Repeat exactly each line of the data provided below.

## begin

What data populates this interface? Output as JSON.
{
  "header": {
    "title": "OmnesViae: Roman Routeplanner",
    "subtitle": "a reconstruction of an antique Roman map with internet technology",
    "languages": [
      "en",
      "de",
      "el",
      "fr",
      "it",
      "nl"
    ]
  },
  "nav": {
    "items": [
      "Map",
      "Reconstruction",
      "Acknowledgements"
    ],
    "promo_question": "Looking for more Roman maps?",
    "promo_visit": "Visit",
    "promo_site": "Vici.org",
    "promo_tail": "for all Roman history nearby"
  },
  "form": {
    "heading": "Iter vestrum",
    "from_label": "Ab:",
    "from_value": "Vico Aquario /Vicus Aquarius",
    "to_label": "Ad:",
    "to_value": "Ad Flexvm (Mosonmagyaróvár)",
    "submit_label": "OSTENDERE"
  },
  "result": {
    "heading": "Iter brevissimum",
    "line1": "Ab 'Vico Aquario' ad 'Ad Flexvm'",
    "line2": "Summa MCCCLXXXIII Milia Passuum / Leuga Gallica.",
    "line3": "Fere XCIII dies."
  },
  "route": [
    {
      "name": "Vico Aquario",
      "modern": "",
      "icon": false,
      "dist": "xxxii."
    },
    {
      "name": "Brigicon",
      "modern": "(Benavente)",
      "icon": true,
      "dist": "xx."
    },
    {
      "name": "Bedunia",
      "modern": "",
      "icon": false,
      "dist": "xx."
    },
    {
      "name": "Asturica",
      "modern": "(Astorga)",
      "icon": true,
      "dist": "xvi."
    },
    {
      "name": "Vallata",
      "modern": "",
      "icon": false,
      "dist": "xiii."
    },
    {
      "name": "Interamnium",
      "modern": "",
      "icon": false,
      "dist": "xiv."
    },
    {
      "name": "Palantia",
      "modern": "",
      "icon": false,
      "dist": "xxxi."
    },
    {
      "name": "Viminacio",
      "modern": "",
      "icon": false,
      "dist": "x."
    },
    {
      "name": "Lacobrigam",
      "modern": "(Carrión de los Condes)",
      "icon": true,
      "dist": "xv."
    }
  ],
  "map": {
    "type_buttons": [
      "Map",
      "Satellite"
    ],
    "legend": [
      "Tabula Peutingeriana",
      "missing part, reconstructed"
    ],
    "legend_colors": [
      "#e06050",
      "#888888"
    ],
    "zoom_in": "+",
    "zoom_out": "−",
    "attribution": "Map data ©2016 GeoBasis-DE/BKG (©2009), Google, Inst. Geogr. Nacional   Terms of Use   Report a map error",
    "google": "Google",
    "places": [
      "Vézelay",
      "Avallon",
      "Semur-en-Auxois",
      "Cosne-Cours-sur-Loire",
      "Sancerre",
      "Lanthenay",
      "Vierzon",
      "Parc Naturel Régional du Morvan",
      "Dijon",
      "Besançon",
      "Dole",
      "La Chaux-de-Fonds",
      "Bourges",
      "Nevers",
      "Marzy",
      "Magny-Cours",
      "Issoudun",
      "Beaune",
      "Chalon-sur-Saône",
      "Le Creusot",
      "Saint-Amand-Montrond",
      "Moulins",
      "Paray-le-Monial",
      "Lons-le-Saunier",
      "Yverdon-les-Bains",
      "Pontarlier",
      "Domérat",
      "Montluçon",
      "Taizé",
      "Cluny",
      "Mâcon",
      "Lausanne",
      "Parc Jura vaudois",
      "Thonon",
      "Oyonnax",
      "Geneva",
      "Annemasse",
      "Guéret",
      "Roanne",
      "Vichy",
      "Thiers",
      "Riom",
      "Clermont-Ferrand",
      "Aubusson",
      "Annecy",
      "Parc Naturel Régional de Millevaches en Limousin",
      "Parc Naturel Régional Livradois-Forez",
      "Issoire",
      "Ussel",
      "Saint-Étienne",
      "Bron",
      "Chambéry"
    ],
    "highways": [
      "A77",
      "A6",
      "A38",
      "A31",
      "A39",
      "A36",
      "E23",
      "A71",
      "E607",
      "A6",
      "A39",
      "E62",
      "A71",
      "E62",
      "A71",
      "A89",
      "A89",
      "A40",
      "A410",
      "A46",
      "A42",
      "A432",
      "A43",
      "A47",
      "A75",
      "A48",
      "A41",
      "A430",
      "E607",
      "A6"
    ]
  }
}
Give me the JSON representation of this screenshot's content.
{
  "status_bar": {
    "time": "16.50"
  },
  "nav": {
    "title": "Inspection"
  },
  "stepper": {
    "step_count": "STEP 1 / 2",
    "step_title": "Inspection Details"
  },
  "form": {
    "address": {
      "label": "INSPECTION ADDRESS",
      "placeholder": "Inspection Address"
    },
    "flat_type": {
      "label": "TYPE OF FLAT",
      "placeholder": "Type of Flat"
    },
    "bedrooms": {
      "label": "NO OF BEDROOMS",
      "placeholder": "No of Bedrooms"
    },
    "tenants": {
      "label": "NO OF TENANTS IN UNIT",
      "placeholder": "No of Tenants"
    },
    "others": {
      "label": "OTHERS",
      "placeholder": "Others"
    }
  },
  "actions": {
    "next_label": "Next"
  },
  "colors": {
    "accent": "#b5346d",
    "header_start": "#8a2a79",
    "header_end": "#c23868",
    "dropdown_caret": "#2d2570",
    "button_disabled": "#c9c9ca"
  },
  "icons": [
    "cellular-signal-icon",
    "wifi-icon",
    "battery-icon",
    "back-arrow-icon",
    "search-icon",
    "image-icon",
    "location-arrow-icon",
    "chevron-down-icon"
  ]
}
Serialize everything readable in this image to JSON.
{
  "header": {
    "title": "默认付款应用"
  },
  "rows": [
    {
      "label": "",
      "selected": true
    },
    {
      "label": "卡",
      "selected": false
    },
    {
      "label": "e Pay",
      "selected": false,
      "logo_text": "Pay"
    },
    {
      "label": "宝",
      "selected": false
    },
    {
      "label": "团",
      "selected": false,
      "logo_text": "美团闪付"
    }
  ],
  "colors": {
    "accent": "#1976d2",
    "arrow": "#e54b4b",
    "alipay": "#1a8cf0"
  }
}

## end

#### EXERCISE OUTPUT
What data populates this interface? Output as JSON.
{
  "header": {
    "title": "OmnesViae: Roman Routeplanner",
    "subtitle": "a reconstruction of an antique Roman map with internet technology",
    "languages": [
      "en",
      "de",
      "el",
      "fr",
      "it",
      "nl"
    ]
  },
  "nav": {
    "items": [
      "Map",
      "Reconstruction",
      "Acknowledgements"
    ],
    "promo_question": "Looking for more Roman maps?",
    "promo_visit": "Visit",
    "promo_site": "Vici.org",
    "promo_tail": "for all Roman history nearby"
  },
  "form": {
    "heading": "Iter vestrum",
    "from_label": "Ab:",
    "from_value": "Vico Aquario /Vicus Aquarius",
    "to_label": "Ad:",
    "to_value": "Ad Flexvm (Mosonmagyaróvár)",
    "submit_label": "OSTENDERE"
  },
  "result": {
    "heading": "Iter brevissimum",
    "line1": "Ab 'Vico Aquario' ad 'Ad Flexvm'",
    "line2": "Summa MCCCLXXXIII Milia Passuum / Leuga Gallica.",
    "line3": "Fere XCIII dies."
  },
  "route": [
    {
      "name": "Vico Aquario",
      "modern": "",
      "icon": false,
      "dist": "xxxii."
    },
    {
      "name": "Brigicon",
      "modern": "(Benavente)",
      "icon": true,
      "dist": "xx."
    },
    {
      "name": "Bedunia",
      "modern": "",
      "icon": false,
      "dist": "xx."
    },
    {
      "name": "Asturica",
      "modern": "(Astorga)",
      "icon": true,
      "dist": "xvi."
    },
    {
      "name": "Vallata",
      "modern": "",
      "icon": false,
      "dist": "xiii."
    },
    {
      "name": "Interamnium",
      "modern": "",
      "icon": false,
      "dist": "xiv."
    },
    {
      "name": "Palantia",
      "modern": "",
      "icon": false,
      "dist": "xxxi."
    },
    {
      "name": "Viminacio",
      "modern": "",
      "icon": false,
      "dist": "x."
    },
    {
      "name": "Lacobrigam",
      "modern": "(Carrión de los Condes)",
      "icon": true,
      "dist": "xv."
    }
  ],
  "map": {
    "type_buttons": [
      "Map",
      "Satellite"
    ],
    "legend": [
      "Tabula Peutingeriana",
      "missing part, reconstructed"
    ],
    "legend_colors": [
      "#e06050",
      "#888888"
    ],
    "zoom_in": "+",
    "zoom_out": "−",
    "attribution": "Map data ©2016 GeoBasis-DE/BKG (©2009), Google, Inst. Geogr. Nacional   Terms of Use   Report a map error",
    "google": "Google",
    "places": [
      "Vézelay",
      "Avallon",
      "Semur-en-Auxois",
      "Cosne-Cours-sur-Loire",
      "Sancerre",
      "Lanthenay",
      "Vierzon",
      "Parc Naturel Régional du Morvan",
      "Dijon",
      "Besançon",
      "Dole",
      "La Chaux-de-Fonds",
      "Bourges",
      "Nevers",
      "Marzy",
      "Magny-Cours",
      "Issoudun",
      "Beaune",
      "Chalon-sur-Saône",
      "Le Creusot",
      "Saint-Amand-Montrond",
      "Moulins",
      "Paray-le-Monial",
      "Lons-le-Saunier",
      "Yverdon-les-Bains",
      "Pontarlier",
      "Domérat",
      "Montluçon",
      "Taizé",
      "Cluny",
      "Mâcon",
      "Lausanne",
      "Parc Jura vaudois",
      "Thonon",
      "Oyonnax",
      "Geneva",
      "Annemasse",
      "Guéret",
      "Roanne",
      "Vichy",
      "Thiers",
      "Riom",
      "Clermont-Ferrand",
      "Aubusson",
      "Annecy",
      "Parc Naturel Régional de Millevaches en Limousin",
      "Parc Naturel Régional Livradois-Forez",
      "Issoire",
      "Ussel",
      "Saint-Étienne",
      "Bron",
      "Chambéry"
    ],
    "highways": [
      "A77",
      "A6",
      "A38",
      "A31",
      "A39",
      "A36",
      "E23",
      "A71",
      "E607",
      "A6",
      "A39",
      "E62",
      "A71",
      "E62",
      "A71",
      "A89",
      "A89",
      "A40",
      "A410",
      "A46",
      "A42",
      "A432",
      "A43",
      "A47",
      "A75",
      "A48",
      "A41",
      "A430",
      "E607",
      "A6"
    ]
  }
}
Give me the JSON representation of this screenshot's content.
{
  "status_bar": {
    "time": "16.50"
  },
  "nav": {
    "title": "Inspection"
  },
  "stepper": {
    "step_count": "STEP 1 / 2",
    "step_title": "Inspection Details"
  },
  "form": {
    "address": {
      "label": "INSPECTION ADDRESS",
      "placeholder": "Inspection Address"
    },
    "flat_type": {
      "label": "TYPE OF FLAT",
      "placeholder": "Type of Flat"
    },
    "bedrooms": {
      "label": "NO OF BEDROOMS",
      "placeholder": "No of Bedrooms"
    },
    "tenants": {
      "label": "NO OF TENANTS IN UNIT",
      "placeholder": "No of Tenants"
    },
    "others": {
      "label": "OTHERS",
      "placeholder": "Others"
    }
  },
  "actions": {
    "next_label": "Next"
  },
  "colors": {
    "accent": "#b5346d",
    "header_start": "#8a2a79",
    "header_end": "#c23868",
    "dropdown_caret": "#2d2570",
    "button_disabled": "#c9c9ca"
  },
  "icons": [
    "cellular-signal-icon",
    "wifi-icon",
    "battery-icon",
    "back-arrow-icon",
    "search-icon",
    "image-icon",
    "location-arrow-icon",
    "chevron-down-icon"
  ]
}
Serialize everything readable in this image to JSON.
{
  "header": {
    "title": "默认付款应用"
  },
  "rows": [
    {
      "label": "",
      "selected": true
    },
    {
      "label": "卡",
      "selected": false
    },
    {
      "label": "e Pay",
      "selected": false,
      "logo_text": "Pay"
    },
    {
      "label": "宝",
      "selected": false
    },
    {
      "label": "团",
      "selected": false,
      "logo_text": "美团闪付"
    }
  ],
  "colors": {
    "accent": "#1976d2",
    "arrow": "#e54b4b",
    "alipay": "#1a8cf0"
  }
}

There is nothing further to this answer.